## Work instructions
Output all the entries word for word. Omit the pictures.

## Data shown
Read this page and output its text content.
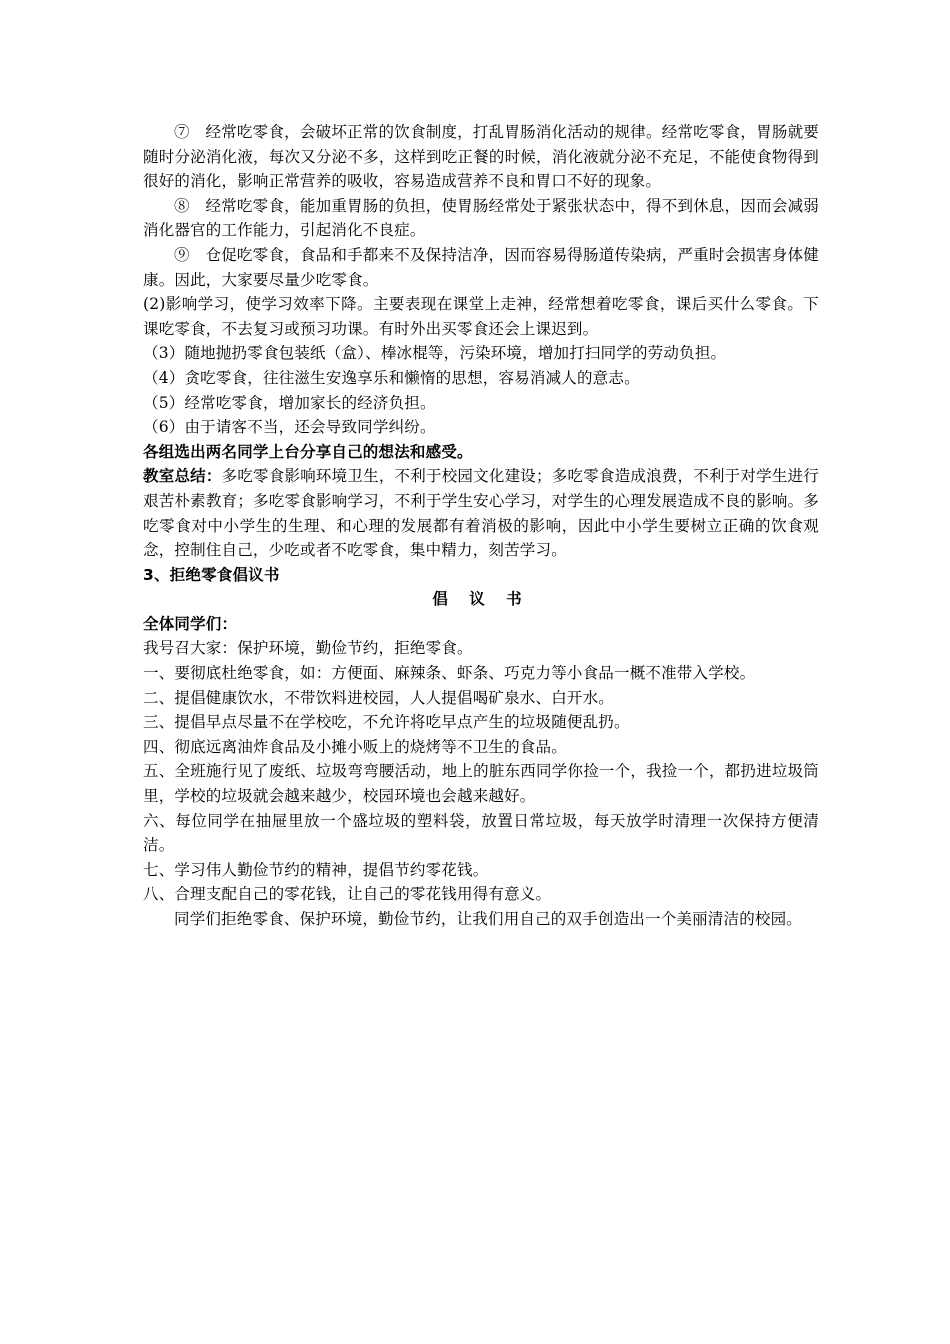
⑦　经常吃零食，会破坏正常的饮食制度，打乱胃肠消化活动的规律。经常吃零食，胃肠就要随时分泌消化液，每次又分泌不多，这样到吃正餐的时候，消化液就分泌不充足，不能使食物得到很好的消化，影响正常营养的吸收，容易造成营养不良和胃口不好的现象。
⑧　经常吃零食，能加重胃肠的负担，使胃肠经常处于紧张状态中，得不到休息，因而会减弱消化器官的工作能力，引起消化不良症。
⑨　仓促吃零食，食品和手都来不及保持洁净，因而容易得肠道传染病，严重时会损害身体健康。因此，大家要尽量少吃零食。
(2)影响学习，使学习效率下降。主要表现在课堂上走神，经常想着吃零食，课后买什么零食。下课吃零食，不去复习或预习功课。有时外出买零食还会上课迟到。
（3）随地抛扔零食包装纸（盒）、棒冰棍等，污染环境，增加打扫同学的劳动负担。
（4）贪吃零食，往往滋生安逸享乐和懒惰的思想，容易消减人的意志。
（5）经常吃零食，增加家长的经济负担。
（6）由于请客不当，还会导致同学纠纷。
各组选出两名同学上台分享自己的想法和感受。
教室总结：多吃零食影响环境卫生，不利于校园文化建设；多吃零食造成浪费，不利于对学生进行艰苦朴素教育；多吃零食影响学习，不利于学生安心学习，对学生的心理发展造成不良的影响。多吃零食对中小学生的生理、和心理的发展都有着消极的影响，因此中小学生要树立正确的饮食观念，控制住自己，少吃或者不吃零食，集中精力，刻苦学习。
3、拒绝零食倡议书
倡 议 书
全体同学们：
我号召大家：保护环境，勤俭节约，拒绝零食。
一、要彻底杜绝零食，如：方便面、麻辣条、虾条、巧克力等小食品一概不准带入学校。
二、提倡健康饮水，不带饮料进校园，人人提倡喝矿泉水、白开水。
三、提倡早点尽量不在学校吃，不允许将吃早点产生的垃圾随便乱扔。
四、彻底远离油炸食品及小摊小贩上的烧烤等不卫生的食品。
五、全班施行见了废纸、垃圾弯弯腰活动，地上的脏东西同学你捡一个，我捡一个，都扔进垃圾筒里，学校的垃圾就会越来越少，校园环境也会越来越好。
六、每位同学在抽屉里放一个盛垃圾的塑料袋，放置日常垃圾，每天放学时清理一次保持方便清洁。
七、学习伟人勤俭节约的精神，提倡节约零花钱。
八、合理支配自己的零花钱，让自己的零花钱用得有意义。
同学们拒绝零食、保护环境，勤俭节约，让我们用自己的双手创造出一个美丽清洁的校园。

## Output
Read this page and output its text content.
⑦　经常吃零食，会破坏正常的饮食制度，打乱胃肠消化活动的规律。经常吃零食，胃肠就要随时分泌消化液，每次又分泌不多，这样到吃正餐的时候，消化液就分泌不充足，不能使食物得到很好的消化，影响正常营养的吸收，容易造成营养不良和胃口不好的现象。
⑧　经常吃零食，能加重胃肠的负担，使胃肠经常处于紧张状态中，得不到休息，因而会减弱消化器官的工作能力，引起消化不良症。
⑨　仓促吃零食，食品和手都来不及保持洁净，因而容易得肠道传染病，严重时会损害身体健康。因此，大家要尽量少吃零食。
(2)影响学习，使学习效率下降。主要表现在课堂上走神，经常想着吃零食，课后买什么零食。下课吃零食，不去复习或预习功课。有时外出买零食还会上课迟到。
（3）随地抛扔零食包装纸（盒）、棒冰棍等，污染环境，增加打扫同学的劳动负担。
（4）贪吃零食，往往滋生安逸享乐和懒惰的思想，容易消减人的意志。
（5）经常吃零食，增加家长的经济负担。
（6）由于请客不当，还会导致同学纠纷。
各组选出两名同学上台分享自己的想法和感受。
教室总结：多吃零食影响环境卫生，不利于校园文化建设；多吃零食造成浪费，不利于对学生进行艰苦朴素教育；多吃零食影响学习，不利于学生安心学习，对学生的心理发展造成不良的影响。多吃零食对中小学生的生理、和心理的发展都有着消极的影响，因此中小学生要树立正确的饮食观念，控制住自己，少吃或者不吃零食，集中精力，刻苦学习。
3、拒绝零食倡议书
倡 议 书
全体同学们：
我号召大家：保护环境，勤俭节约，拒绝零食。
一、要彻底杜绝零食，如：方便面、麻辣条、虾条、巧克力等小食品一概不准带入学校。
二、提倡健康饮水，不带饮料进校园，人人提倡喝矿泉水、白开水。
三、提倡早点尽量不在学校吃，不允许将吃早点产生的垃圾随便乱扔。
四、彻底远离油炸食品及小摊小贩上的烧烤等不卫生的食品。
五、全班施行见了废纸、垃圾弯弯腰活动，地上的脏东西同学你捡一个，我捡一个，都扔进垃圾筒里，学校的垃圾就会越来越少，校园环境也会越来越好。
六、每位同学在抽屉里放一个盛垃圾的塑料袋，放置日常垃圾，每天放学时清理一次保持方便清洁。
七、学习伟人勤俭节约的精神，提倡节约零花钱。
八、合理支配自己的零花钱，让自己的零花钱用得有意义。
同学们拒绝零食、保护环境，勤俭节约，让我们用自己的双手创造出一个美丽清洁的校园。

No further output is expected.